Give a count of the lines below that have the string "strength" in them, with no other words.

_Task material:_
#####

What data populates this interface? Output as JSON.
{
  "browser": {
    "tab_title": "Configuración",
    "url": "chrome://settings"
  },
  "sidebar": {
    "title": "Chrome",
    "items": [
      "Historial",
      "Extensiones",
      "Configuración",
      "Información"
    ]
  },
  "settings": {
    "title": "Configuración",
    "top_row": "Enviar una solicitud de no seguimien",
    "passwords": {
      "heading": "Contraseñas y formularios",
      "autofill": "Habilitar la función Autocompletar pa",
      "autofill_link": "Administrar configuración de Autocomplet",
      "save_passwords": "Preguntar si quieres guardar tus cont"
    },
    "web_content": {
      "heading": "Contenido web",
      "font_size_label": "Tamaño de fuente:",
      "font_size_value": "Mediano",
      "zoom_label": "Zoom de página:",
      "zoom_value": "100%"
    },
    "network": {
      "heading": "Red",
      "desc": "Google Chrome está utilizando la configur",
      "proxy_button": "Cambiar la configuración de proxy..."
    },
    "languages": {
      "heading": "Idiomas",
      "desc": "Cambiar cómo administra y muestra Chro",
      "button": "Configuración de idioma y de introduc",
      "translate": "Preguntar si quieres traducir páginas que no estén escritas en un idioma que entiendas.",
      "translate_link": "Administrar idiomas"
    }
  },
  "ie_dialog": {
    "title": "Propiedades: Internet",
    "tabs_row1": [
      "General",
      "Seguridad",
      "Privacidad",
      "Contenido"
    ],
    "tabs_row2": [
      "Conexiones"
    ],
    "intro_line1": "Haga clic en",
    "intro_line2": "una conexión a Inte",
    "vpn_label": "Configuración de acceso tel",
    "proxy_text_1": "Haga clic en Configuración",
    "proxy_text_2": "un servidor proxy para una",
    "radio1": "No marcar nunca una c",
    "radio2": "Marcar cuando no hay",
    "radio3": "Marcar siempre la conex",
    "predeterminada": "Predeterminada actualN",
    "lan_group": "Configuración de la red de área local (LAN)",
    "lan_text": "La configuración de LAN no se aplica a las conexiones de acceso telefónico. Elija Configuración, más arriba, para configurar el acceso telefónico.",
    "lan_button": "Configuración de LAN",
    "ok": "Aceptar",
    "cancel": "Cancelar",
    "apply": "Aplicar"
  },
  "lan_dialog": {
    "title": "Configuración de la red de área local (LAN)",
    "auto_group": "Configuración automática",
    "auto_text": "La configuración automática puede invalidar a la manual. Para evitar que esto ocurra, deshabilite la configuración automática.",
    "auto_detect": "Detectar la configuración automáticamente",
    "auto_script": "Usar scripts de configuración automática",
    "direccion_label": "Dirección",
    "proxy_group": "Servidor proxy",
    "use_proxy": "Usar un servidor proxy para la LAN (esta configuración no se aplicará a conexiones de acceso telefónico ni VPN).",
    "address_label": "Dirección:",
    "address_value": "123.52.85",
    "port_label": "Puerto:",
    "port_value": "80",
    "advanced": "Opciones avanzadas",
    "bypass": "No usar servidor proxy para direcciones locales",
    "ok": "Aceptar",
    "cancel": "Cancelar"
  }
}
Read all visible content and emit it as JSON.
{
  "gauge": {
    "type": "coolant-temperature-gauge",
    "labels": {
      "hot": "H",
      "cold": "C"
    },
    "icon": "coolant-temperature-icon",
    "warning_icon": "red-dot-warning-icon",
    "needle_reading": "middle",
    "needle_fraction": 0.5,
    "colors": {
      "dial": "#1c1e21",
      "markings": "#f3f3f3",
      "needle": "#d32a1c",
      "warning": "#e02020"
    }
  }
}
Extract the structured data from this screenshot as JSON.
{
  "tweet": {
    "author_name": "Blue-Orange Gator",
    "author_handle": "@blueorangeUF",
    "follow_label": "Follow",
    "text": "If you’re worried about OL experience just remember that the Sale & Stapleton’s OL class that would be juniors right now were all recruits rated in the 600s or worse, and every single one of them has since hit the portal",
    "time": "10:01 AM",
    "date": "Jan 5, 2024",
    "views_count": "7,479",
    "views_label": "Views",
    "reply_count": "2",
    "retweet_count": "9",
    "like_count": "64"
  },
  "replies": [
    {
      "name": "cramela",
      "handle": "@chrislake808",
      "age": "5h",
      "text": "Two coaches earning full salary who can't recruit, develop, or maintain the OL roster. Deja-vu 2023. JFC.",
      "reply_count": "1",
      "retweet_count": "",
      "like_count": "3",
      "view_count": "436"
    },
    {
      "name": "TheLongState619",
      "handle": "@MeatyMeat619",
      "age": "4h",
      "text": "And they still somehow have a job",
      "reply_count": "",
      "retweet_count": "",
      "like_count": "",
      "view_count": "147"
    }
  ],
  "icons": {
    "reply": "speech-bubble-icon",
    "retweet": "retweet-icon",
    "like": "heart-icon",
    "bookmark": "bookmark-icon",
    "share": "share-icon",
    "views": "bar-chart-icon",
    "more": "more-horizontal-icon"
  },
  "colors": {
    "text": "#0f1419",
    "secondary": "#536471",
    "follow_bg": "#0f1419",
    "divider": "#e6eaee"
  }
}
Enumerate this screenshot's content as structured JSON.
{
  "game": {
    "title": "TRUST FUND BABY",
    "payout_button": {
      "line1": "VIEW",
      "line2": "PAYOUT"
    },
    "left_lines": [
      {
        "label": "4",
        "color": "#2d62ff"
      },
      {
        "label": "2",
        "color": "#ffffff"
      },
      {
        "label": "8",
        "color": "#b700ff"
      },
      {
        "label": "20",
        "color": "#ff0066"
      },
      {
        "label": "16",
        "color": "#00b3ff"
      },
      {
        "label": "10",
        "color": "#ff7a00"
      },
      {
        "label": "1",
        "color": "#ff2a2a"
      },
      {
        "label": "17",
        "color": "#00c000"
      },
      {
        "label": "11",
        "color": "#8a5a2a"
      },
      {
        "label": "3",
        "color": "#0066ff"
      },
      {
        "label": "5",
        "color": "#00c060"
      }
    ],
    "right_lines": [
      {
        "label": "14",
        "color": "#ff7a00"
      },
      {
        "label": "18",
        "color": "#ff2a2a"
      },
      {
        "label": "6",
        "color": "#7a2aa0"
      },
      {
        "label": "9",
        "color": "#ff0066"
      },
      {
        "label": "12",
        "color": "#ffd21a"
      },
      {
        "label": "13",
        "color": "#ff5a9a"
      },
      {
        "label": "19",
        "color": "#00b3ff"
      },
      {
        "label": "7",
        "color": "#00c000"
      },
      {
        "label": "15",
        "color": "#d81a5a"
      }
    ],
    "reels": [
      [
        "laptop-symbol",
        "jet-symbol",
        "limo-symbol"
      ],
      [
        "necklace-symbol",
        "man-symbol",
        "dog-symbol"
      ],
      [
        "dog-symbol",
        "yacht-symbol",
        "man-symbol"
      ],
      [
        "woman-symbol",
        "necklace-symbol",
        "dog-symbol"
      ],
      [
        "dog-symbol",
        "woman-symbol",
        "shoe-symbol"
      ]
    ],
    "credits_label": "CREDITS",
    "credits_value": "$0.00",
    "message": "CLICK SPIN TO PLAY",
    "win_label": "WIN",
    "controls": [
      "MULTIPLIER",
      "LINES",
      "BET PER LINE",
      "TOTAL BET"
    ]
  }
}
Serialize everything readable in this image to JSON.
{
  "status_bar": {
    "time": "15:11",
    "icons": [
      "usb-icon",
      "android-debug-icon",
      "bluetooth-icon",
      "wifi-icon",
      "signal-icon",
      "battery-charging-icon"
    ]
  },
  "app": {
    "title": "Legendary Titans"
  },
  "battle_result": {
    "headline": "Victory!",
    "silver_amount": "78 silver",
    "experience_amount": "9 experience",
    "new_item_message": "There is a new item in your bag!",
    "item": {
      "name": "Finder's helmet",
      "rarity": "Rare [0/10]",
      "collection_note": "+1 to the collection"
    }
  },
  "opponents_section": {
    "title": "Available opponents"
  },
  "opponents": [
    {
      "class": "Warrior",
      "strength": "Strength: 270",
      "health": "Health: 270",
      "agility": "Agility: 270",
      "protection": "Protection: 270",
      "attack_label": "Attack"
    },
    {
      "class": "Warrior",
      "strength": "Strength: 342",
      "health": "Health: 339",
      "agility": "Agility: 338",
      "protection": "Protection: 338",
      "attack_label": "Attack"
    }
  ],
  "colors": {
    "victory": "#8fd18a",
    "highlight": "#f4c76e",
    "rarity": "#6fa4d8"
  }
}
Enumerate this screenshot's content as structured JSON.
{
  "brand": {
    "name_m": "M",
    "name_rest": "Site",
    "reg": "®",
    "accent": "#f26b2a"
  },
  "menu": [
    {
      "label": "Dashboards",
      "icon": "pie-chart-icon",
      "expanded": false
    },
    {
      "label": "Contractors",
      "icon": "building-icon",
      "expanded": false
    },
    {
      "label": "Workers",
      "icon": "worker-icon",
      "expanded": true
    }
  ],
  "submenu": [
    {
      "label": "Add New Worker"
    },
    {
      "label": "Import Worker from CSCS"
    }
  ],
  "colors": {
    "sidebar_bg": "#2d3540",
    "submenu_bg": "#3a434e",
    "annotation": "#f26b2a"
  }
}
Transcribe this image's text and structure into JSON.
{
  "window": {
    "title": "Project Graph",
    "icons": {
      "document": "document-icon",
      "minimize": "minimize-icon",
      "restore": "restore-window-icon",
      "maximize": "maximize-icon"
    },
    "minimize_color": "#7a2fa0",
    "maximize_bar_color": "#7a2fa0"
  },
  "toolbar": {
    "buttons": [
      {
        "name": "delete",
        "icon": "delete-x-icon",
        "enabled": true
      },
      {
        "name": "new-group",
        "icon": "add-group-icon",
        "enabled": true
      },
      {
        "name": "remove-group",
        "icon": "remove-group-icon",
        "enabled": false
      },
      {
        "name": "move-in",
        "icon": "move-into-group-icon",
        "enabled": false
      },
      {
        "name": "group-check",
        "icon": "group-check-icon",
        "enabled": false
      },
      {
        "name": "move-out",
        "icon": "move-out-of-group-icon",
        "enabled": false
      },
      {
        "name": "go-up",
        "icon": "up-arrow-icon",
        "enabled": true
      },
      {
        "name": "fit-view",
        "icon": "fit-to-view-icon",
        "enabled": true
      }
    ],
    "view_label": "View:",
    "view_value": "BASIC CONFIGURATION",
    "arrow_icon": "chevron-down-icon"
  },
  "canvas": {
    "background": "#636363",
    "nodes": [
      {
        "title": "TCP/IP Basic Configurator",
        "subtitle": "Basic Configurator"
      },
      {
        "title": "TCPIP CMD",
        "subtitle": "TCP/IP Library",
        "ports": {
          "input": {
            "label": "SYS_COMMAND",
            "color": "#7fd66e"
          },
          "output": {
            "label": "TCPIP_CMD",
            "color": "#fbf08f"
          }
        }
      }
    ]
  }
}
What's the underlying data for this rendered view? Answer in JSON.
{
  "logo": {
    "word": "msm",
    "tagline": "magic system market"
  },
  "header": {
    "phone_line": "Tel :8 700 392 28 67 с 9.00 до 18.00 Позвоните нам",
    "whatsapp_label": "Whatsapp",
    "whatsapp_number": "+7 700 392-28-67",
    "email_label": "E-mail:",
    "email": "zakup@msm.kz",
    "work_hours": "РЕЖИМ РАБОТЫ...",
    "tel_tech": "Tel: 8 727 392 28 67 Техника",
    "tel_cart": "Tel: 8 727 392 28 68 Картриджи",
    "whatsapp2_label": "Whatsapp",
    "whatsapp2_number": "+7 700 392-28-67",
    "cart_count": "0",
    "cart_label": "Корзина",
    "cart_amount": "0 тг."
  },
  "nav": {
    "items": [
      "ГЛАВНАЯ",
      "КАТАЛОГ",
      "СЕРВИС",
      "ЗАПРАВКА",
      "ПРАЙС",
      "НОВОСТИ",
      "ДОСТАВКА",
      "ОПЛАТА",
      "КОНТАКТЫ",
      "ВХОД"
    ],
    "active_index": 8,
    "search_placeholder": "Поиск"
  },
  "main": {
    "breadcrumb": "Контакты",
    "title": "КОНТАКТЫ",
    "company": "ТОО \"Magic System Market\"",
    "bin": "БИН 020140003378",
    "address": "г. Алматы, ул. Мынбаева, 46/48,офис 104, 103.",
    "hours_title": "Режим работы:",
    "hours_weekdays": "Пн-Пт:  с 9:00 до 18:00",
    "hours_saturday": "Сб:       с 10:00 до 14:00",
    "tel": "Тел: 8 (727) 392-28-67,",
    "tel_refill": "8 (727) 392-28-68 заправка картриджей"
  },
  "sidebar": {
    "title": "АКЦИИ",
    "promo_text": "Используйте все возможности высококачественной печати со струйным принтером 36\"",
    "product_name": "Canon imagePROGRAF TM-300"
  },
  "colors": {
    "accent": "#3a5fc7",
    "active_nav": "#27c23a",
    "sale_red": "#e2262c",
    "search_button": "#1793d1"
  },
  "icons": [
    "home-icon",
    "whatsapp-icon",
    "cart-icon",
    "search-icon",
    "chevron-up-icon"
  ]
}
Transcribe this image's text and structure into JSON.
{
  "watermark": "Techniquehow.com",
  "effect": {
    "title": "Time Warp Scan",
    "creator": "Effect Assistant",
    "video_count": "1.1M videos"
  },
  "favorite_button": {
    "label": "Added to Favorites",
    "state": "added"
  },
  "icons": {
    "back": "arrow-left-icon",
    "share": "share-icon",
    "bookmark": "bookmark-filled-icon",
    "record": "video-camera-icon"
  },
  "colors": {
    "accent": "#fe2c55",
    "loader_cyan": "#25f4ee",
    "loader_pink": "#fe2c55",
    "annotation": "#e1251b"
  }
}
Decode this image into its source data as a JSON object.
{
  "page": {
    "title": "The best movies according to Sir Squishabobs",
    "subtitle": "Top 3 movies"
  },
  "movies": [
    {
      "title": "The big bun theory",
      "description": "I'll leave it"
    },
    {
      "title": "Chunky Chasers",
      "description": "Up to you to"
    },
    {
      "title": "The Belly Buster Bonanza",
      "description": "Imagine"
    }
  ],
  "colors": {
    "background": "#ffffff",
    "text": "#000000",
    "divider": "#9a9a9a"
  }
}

#####

_The reply:_
2